• _Problem to solve_: Locate each line holding the string "Positions" and copy it.

• _Supplied data_:
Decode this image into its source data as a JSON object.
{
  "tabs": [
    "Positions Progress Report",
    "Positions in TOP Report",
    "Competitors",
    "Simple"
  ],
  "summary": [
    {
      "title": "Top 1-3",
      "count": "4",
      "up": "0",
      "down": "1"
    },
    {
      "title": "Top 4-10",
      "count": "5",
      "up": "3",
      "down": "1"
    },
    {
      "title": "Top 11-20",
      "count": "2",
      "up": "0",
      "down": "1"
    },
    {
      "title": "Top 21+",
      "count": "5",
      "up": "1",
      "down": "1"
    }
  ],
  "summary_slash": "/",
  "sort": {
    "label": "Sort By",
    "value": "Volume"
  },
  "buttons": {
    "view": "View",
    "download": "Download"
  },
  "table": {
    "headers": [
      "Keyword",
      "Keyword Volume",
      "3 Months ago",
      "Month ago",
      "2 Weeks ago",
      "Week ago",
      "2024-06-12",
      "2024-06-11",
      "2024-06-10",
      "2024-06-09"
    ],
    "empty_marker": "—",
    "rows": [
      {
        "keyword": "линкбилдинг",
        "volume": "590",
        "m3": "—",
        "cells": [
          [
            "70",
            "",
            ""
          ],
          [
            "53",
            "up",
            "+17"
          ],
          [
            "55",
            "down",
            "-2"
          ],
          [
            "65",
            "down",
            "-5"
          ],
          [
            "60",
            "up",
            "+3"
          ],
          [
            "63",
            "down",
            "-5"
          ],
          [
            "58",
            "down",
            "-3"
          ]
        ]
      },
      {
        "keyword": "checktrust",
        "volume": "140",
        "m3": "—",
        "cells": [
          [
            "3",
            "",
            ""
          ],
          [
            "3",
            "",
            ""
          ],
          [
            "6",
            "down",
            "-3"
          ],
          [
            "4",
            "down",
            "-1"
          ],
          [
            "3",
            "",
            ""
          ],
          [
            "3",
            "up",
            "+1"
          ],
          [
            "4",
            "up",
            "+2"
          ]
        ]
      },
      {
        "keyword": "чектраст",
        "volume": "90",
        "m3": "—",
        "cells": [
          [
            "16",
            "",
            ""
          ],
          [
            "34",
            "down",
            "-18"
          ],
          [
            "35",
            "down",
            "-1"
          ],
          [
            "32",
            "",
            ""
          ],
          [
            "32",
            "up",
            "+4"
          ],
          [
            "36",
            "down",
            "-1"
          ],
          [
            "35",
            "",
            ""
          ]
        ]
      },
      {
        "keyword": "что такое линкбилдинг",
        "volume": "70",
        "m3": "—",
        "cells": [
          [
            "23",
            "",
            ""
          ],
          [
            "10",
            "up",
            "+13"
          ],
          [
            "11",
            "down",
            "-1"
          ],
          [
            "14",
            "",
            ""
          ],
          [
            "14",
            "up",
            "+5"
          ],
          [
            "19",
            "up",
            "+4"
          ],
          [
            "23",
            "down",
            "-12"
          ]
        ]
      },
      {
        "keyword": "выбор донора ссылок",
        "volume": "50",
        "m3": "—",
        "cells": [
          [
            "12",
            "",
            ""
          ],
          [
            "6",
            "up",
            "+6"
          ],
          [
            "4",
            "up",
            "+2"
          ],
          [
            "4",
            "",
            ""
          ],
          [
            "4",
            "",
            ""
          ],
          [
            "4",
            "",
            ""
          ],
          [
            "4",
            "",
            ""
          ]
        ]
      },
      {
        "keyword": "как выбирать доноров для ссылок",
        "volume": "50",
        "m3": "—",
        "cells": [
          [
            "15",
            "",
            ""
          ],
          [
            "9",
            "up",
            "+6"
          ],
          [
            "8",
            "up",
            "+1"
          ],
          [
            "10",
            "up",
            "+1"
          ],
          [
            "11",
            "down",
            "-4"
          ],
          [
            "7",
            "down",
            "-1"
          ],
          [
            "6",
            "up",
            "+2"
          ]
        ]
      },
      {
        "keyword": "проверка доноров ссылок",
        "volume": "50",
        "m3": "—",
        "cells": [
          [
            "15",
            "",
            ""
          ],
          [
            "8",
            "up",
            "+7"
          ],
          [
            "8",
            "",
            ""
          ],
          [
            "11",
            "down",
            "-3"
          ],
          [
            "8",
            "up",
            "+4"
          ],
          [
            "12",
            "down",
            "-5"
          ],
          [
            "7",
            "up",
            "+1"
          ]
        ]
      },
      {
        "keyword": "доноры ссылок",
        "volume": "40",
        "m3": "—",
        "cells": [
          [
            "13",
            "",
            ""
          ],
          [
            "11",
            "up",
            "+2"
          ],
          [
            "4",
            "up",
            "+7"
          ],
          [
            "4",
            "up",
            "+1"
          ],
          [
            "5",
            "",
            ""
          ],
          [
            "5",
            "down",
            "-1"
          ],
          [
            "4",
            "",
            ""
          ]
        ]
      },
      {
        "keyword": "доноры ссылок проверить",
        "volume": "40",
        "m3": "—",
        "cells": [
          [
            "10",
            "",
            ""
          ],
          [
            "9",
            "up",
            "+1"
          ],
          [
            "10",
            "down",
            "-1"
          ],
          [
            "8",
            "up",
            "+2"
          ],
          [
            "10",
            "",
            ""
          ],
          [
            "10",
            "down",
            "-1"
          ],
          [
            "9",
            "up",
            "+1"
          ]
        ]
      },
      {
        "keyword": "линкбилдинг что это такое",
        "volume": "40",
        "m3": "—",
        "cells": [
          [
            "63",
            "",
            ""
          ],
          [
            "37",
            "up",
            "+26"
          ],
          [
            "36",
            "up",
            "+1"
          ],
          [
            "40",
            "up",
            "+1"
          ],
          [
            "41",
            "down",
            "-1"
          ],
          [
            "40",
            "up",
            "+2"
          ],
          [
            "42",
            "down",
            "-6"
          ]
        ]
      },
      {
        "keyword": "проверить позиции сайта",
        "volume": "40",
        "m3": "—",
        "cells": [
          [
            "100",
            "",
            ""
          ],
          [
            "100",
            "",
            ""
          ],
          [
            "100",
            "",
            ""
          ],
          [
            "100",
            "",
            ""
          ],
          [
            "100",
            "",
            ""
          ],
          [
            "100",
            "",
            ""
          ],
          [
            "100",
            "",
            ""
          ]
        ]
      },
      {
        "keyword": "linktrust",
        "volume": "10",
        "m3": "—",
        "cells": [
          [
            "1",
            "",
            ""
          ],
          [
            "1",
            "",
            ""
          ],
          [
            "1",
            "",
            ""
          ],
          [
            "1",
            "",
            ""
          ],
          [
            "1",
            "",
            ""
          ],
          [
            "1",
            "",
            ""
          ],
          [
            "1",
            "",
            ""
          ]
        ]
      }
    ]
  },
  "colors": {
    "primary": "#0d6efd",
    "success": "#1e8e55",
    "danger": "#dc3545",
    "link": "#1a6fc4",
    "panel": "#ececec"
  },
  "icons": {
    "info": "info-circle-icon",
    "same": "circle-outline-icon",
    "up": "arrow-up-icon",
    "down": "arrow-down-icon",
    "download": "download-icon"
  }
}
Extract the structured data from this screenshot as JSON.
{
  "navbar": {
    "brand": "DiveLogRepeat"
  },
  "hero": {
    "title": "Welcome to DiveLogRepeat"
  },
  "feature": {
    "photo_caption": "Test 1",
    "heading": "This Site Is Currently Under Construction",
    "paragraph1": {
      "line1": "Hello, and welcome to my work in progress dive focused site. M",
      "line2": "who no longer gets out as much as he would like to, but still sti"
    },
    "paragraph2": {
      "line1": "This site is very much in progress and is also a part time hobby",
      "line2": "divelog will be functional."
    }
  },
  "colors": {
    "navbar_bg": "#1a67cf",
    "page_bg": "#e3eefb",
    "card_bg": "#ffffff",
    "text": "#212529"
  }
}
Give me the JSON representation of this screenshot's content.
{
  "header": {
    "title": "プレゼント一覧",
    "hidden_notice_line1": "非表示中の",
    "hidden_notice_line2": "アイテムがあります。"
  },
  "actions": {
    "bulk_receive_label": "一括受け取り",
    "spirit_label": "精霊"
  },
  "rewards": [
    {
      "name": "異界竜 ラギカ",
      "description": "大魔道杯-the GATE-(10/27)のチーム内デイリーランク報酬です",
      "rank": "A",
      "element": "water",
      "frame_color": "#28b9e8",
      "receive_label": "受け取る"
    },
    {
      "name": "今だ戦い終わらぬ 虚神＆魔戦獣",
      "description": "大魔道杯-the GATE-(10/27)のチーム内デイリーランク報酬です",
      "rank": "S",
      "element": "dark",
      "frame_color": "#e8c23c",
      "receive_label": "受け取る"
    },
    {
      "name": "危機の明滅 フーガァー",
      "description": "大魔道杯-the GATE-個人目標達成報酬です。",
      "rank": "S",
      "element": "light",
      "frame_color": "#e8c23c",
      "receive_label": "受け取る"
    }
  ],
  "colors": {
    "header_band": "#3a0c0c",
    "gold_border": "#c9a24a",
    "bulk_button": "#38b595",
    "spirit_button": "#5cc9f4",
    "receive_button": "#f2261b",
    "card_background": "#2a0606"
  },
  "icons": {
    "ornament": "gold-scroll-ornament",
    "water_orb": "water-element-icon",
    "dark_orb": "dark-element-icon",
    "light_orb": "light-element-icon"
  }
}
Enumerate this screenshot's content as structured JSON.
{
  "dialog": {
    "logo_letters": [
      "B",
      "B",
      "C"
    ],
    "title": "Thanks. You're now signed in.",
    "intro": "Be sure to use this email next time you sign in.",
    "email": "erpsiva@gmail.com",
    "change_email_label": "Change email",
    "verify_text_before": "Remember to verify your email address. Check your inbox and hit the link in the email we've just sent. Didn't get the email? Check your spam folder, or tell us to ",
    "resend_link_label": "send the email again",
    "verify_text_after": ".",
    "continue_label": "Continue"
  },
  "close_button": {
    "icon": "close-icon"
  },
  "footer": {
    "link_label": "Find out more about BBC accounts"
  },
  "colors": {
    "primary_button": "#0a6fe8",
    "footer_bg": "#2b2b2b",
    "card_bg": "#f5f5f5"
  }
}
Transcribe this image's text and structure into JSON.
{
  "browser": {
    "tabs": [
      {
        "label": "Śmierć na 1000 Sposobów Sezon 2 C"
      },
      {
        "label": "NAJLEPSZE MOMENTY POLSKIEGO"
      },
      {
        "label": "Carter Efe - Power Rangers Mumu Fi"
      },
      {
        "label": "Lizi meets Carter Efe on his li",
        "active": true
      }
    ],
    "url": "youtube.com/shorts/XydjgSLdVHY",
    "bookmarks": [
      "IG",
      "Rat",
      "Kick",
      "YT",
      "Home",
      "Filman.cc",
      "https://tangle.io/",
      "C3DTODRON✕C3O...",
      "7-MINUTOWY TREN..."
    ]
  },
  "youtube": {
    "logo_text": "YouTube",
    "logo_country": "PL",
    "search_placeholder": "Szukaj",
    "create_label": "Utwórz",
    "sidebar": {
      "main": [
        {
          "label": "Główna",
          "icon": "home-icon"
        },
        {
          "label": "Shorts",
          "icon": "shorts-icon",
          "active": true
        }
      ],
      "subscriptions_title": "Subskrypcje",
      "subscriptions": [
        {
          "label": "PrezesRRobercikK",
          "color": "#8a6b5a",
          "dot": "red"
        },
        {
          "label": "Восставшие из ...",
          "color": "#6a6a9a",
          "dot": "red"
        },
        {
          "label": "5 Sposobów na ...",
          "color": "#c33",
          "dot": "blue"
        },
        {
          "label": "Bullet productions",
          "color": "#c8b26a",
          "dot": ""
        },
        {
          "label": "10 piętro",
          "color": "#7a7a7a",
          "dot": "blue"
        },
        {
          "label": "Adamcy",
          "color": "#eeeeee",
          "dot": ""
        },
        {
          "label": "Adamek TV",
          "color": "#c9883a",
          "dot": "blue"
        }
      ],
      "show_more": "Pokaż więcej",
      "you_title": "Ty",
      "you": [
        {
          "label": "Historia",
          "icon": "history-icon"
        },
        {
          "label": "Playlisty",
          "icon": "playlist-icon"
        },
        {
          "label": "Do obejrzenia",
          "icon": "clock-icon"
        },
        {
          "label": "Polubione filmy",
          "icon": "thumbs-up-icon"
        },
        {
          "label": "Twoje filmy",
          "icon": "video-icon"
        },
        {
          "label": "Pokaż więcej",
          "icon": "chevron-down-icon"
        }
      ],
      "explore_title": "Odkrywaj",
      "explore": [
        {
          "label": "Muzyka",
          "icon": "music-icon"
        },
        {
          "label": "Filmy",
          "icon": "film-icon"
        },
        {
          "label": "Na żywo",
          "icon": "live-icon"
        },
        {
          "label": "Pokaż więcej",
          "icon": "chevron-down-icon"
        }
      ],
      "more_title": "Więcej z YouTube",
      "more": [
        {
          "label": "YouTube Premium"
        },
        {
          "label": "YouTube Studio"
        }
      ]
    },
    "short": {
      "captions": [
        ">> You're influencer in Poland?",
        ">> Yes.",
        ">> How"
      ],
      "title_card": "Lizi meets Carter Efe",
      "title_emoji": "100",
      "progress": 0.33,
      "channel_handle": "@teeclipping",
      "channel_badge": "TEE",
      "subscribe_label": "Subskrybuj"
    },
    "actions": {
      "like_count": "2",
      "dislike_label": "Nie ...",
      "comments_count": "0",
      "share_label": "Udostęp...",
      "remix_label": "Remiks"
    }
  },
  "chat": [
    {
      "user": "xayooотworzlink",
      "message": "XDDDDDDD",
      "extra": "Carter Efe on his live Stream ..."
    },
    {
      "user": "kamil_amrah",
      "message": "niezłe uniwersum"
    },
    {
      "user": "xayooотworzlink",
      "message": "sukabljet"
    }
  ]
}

• _Final result_:
    "Positions Progress Report",
    "Positions in TOP Report",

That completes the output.